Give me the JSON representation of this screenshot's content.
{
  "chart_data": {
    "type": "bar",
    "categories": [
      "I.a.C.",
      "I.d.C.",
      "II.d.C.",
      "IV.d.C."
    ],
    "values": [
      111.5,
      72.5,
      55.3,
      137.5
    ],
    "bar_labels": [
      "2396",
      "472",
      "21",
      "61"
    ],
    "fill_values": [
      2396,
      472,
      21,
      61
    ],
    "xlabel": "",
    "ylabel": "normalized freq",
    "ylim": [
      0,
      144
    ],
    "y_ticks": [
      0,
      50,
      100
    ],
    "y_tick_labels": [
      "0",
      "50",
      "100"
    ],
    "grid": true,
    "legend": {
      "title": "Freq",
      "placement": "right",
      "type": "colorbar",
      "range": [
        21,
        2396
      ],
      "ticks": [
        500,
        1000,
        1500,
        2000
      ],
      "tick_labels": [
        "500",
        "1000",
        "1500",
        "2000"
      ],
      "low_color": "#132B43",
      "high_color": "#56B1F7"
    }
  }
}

== == ==

_Stated goal:_ Repeat the records above exactly as they appear.

_Answer for this exercise:_
Give me the JSON representation of this screenshot's content.
{
  "chart_data": {
    "type": "bar",
    "categories": [
      "I.a.C.",
      "I.d.C.",
      "II.d.C.",
      "IV.d.C."
    ],
    "values": [
      111.5,
      72.5,
      55.3,
      137.5
    ],
    "bar_labels": [
      "2396",
      "472",
      "21",
      "61"
    ],
    "fill_values": [
      2396,
      472,
      21,
      61
    ],
    "xlabel": "",
    "ylabel": "normalized freq",
    "ylim": [
      0,
      144
    ],
    "y_ticks": [
      0,
      50,
      100
    ],
    "y_tick_labels": [
      "0",
      "50",
      "100"
    ],
    "grid": true,
    "legend": {
      "title": "Freq",
      "placement": "right",
      "type": "colorbar",
      "range": [
        21,
        2396
      ],
      "ticks": [
        500,
        1000,
        1500,
        2000
      ],
      "tick_labels": [
        "500",
        "1000",
        "1500",
        "2000"
      ],
      "low_color": "#132B43",
      "high_color": "#56B1F7"
    }
  }
}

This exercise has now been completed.